Instructions for the task:
Every line that holds the string "Description" is to be identified and copied.

^^^^^^^^^^^^^^^^

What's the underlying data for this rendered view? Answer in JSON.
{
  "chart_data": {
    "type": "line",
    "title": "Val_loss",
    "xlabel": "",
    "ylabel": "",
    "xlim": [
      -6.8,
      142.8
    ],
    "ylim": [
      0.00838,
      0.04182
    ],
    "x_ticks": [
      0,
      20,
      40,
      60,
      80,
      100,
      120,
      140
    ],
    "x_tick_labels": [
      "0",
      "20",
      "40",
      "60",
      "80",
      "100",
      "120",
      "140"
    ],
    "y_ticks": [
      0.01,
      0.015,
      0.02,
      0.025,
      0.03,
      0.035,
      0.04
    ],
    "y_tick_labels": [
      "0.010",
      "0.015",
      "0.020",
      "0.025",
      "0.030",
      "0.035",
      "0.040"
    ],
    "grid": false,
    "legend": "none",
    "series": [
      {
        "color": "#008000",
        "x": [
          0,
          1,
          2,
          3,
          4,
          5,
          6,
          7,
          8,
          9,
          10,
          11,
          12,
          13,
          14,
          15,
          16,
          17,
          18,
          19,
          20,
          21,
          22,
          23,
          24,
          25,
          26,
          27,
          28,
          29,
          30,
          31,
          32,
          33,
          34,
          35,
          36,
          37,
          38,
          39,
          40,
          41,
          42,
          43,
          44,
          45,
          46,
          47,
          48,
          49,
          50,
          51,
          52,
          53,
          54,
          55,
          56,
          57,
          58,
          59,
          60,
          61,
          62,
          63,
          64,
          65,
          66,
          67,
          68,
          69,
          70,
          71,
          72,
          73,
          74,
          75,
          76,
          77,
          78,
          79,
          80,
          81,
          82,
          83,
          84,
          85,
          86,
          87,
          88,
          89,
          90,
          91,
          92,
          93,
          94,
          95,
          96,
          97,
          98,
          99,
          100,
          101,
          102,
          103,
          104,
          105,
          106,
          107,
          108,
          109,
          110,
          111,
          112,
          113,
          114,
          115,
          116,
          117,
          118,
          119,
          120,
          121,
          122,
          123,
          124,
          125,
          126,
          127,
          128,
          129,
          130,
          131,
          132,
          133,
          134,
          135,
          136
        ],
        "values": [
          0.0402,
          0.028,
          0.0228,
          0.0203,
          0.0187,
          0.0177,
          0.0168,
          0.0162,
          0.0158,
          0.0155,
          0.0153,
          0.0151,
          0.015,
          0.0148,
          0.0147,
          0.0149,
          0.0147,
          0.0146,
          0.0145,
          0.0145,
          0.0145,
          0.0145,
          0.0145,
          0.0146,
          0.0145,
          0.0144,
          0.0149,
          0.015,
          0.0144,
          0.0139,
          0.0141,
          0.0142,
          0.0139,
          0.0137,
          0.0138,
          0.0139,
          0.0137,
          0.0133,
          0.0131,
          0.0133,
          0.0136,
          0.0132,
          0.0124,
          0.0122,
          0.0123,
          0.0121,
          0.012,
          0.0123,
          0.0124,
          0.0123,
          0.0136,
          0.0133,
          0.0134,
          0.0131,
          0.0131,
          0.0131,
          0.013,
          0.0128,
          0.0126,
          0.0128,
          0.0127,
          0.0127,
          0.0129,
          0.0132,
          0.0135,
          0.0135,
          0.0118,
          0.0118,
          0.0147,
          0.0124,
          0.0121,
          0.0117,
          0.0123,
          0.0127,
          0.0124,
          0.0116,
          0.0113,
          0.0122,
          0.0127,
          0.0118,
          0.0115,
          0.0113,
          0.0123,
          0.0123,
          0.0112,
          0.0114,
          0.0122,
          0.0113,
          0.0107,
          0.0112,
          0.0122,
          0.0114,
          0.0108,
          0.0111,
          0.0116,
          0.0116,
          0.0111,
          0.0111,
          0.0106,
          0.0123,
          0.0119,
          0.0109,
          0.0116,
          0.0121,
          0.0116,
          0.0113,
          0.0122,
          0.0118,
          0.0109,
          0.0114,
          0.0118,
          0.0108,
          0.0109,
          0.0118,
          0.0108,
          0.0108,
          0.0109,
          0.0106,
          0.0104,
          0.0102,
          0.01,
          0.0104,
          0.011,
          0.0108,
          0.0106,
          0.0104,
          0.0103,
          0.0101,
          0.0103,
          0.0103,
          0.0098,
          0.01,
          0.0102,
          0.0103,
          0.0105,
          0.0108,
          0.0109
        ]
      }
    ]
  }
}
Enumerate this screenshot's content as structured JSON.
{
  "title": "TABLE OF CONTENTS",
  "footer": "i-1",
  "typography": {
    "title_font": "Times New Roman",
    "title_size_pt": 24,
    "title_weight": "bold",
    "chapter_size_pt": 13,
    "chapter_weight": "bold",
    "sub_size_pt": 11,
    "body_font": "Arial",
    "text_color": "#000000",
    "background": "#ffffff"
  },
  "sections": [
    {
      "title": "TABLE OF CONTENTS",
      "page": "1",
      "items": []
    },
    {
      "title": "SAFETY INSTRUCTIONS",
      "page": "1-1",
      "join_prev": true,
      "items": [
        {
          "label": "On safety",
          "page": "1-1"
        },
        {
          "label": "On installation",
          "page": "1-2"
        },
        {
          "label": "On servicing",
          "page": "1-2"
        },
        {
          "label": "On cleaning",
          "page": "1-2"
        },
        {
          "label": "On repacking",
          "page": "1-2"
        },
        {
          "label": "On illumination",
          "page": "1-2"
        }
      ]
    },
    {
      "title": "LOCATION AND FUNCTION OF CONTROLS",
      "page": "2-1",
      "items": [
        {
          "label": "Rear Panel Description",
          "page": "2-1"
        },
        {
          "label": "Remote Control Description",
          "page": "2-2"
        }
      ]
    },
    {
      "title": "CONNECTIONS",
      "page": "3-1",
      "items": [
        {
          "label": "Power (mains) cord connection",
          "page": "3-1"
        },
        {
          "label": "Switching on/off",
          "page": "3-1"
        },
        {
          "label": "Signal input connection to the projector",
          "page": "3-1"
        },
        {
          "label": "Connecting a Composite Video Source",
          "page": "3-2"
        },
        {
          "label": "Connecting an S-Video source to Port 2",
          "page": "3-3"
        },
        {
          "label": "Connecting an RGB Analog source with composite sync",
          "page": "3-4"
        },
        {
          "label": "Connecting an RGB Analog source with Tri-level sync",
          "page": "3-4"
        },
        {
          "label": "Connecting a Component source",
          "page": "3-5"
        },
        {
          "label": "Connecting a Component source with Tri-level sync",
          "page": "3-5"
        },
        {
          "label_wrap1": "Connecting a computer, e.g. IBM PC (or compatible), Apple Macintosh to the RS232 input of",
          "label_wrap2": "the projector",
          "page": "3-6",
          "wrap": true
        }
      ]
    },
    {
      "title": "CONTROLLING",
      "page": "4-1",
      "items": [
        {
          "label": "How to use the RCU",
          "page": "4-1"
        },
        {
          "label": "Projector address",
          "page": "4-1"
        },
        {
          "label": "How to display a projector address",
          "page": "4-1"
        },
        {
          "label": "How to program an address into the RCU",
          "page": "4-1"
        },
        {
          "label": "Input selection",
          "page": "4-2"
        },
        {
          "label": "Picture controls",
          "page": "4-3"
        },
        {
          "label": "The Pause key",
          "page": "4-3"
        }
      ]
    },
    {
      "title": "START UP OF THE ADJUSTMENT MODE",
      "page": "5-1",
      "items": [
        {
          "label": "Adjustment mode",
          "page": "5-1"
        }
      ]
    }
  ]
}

^^^^^^^^^^^^^^^^

Completed exercise:
          "label": "Rear Panel Description",
          "label": "Remote Control Description",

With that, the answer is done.